┏━━

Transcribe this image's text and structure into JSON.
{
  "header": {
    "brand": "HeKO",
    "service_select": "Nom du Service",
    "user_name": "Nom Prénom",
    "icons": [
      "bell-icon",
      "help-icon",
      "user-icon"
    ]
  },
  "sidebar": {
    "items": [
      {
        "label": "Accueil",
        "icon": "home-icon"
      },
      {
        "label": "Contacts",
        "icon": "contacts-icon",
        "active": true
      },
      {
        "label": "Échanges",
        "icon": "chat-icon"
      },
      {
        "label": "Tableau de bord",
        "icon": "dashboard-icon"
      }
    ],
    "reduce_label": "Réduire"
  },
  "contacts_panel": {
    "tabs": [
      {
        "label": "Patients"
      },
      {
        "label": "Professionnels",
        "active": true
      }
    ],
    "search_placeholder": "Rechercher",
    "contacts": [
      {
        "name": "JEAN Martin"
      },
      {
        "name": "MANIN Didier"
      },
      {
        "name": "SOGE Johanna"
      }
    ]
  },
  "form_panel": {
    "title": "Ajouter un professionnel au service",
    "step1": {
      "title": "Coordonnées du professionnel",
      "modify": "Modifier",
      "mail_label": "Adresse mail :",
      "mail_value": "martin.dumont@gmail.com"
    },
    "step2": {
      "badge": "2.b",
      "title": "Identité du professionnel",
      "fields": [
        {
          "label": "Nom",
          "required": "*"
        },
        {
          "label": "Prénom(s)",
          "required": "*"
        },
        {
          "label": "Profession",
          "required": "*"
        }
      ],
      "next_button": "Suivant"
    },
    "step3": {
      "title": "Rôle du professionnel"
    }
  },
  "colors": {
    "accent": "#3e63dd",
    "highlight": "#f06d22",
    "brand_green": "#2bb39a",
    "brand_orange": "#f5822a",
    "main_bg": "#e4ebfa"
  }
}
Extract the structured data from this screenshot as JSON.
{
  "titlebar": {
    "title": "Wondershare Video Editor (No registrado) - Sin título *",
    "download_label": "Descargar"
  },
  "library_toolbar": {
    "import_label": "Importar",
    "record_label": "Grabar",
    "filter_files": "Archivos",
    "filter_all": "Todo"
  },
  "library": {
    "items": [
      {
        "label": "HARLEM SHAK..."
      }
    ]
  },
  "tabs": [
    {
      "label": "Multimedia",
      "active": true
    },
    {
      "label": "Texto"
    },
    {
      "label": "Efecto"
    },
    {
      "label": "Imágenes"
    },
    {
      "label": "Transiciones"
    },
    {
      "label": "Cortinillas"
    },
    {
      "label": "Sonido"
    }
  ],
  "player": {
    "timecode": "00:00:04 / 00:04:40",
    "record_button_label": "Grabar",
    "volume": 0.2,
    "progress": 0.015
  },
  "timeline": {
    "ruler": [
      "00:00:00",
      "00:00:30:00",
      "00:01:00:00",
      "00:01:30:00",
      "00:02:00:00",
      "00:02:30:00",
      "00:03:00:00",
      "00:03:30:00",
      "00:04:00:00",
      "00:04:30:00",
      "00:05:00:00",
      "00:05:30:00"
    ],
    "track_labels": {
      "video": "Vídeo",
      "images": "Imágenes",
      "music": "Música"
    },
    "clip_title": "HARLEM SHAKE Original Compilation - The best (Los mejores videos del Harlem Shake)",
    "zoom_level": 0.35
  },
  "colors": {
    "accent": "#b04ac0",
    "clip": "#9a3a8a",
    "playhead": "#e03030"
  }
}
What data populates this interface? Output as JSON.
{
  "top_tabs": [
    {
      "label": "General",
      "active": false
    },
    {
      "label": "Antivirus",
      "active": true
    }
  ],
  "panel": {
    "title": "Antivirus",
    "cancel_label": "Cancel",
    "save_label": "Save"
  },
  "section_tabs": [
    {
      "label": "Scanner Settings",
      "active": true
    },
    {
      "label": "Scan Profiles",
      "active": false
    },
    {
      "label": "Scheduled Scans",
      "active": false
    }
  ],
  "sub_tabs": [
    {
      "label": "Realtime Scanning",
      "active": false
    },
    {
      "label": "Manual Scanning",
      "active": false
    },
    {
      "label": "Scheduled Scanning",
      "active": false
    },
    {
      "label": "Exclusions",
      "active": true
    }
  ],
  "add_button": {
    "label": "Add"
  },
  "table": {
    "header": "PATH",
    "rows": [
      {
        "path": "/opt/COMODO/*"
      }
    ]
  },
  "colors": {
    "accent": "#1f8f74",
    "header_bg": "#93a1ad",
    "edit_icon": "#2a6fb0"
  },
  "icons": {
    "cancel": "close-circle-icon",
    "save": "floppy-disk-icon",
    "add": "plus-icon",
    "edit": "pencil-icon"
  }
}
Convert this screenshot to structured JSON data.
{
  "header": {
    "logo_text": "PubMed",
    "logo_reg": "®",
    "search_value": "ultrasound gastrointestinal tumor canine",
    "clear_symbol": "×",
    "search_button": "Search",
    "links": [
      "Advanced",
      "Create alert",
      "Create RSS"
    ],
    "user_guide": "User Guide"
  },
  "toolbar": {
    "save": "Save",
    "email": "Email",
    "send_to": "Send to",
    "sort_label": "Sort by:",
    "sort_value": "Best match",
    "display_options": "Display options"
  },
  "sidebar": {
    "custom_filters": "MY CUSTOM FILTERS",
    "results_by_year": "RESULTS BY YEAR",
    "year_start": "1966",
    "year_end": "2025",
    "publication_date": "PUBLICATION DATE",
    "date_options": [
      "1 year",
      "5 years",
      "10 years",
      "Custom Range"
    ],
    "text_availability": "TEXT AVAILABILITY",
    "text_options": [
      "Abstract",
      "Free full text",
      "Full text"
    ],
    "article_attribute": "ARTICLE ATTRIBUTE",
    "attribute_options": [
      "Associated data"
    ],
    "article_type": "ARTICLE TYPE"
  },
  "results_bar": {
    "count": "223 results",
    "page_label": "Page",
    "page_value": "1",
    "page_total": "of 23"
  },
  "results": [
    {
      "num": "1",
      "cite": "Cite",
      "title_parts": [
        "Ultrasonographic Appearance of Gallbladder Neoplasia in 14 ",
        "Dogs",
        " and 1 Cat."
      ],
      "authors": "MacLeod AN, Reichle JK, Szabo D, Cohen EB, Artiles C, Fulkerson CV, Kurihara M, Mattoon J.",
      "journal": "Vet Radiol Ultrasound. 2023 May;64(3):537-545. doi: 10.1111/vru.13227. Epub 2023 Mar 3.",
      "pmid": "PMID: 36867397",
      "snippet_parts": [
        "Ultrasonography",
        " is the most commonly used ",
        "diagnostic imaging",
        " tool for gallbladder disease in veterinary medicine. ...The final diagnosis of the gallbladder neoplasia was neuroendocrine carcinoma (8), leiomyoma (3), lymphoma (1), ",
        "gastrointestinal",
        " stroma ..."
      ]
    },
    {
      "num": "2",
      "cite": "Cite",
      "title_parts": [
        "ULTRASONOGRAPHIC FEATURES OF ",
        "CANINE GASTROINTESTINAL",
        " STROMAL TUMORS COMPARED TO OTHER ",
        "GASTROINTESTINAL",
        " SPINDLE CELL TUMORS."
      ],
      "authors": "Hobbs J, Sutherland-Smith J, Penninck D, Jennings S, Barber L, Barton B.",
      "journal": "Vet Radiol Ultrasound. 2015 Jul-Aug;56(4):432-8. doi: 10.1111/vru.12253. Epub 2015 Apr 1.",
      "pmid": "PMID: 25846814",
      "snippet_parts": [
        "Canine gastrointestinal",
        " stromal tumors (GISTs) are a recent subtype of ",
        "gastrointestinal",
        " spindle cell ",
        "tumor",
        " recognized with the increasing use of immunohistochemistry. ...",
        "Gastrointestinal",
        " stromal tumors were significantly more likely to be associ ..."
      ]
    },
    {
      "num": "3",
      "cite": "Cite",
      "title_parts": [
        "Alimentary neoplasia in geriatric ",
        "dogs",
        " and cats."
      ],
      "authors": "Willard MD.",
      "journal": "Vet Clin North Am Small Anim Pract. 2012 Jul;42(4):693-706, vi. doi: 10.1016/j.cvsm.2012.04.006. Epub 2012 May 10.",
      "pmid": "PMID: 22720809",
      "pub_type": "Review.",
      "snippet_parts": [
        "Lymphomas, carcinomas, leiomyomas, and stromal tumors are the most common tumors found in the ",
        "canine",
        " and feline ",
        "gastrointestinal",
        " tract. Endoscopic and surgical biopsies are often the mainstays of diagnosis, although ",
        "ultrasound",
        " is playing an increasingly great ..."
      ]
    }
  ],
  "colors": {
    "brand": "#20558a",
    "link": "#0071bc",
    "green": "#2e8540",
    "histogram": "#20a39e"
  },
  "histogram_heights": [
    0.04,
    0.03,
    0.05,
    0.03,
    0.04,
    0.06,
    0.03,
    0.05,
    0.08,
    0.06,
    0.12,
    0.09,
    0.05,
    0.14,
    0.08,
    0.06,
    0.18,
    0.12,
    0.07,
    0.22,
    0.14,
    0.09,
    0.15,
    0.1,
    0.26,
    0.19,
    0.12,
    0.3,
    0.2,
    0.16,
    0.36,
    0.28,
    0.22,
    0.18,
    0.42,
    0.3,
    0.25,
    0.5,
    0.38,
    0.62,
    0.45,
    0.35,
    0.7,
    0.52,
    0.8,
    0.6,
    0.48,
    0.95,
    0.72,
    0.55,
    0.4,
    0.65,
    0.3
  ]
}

┗━━

▸ Try it
Check each line in the entries above for the string "data", then give the number of matching lines alone.

▸ Answer space
4